══ Entries shown

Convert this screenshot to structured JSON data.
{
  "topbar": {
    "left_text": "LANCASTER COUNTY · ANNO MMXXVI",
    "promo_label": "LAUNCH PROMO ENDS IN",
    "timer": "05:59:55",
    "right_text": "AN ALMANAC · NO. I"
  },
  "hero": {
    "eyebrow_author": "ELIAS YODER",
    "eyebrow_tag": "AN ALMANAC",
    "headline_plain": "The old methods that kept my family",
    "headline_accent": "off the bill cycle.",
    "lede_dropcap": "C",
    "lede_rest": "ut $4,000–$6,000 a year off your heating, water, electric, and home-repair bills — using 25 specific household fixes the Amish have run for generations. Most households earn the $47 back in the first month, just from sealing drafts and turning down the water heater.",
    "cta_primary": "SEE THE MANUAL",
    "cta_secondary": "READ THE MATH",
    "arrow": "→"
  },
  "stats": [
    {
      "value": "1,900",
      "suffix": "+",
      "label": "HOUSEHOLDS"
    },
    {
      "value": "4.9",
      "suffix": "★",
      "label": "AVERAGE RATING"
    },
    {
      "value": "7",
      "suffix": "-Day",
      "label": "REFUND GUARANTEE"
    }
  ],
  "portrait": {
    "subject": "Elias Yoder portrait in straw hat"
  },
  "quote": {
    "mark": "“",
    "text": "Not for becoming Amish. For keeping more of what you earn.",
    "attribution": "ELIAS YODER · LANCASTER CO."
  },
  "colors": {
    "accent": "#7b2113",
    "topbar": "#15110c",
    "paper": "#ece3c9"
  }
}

════

Problem to work on ▸ Above are the records; copy all of them exactly.

Expected answer ▸
Convert this screenshot to structured JSON data.
{
  "topbar": {
    "left_text": "LANCASTER COUNTY · ANNO MMXXVI",
    "promo_label": "LAUNCH PROMO ENDS IN",
    "timer": "05:59:55",
    "right_text": "AN ALMANAC · NO. I"
  },
  "hero": {
    "eyebrow_author": "ELIAS YODER",
    "eyebrow_tag": "AN ALMANAC",
    "headline_plain": "The old methods that kept my family",
    "headline_accent": "off the bill cycle.",
    "lede_dropcap": "C",
    "lede_rest": "ut $4,000–$6,000 a year off your heating, water, electric, and home-repair bills — using 25 specific household fixes the Amish have run for generations. Most households earn the $47 back in the first month, just from sealing drafts and turning down the water heater.",
    "cta_primary": "SEE THE MANUAL",
    "cta_secondary": "READ THE MATH",
    "arrow": "→"
  },
  "stats": [
    {
      "value": "1,900",
      "suffix": "+",
      "label": "HOUSEHOLDS"
    },
    {
      "value": "4.9",
      "suffix": "★",
      "label": "AVERAGE RATING"
    },
    {
      "value": "7",
      "suffix": "-Day",
      "label": "REFUND GUARANTEE"
    }
  ],
  "portrait": {
    "subject": "Elias Yoder portrait in straw hat"
  },
  "quote": {
    "mark": "“",
    "text": "Not for becoming Amish. For keeping more of what you earn.",
    "attribution": "ELIAS YODER · LANCASTER CO."
  },
  "colors": {
    "accent": "#7b2113",
    "topbar": "#15110c",
    "paper": "#ece3c9"
  }
}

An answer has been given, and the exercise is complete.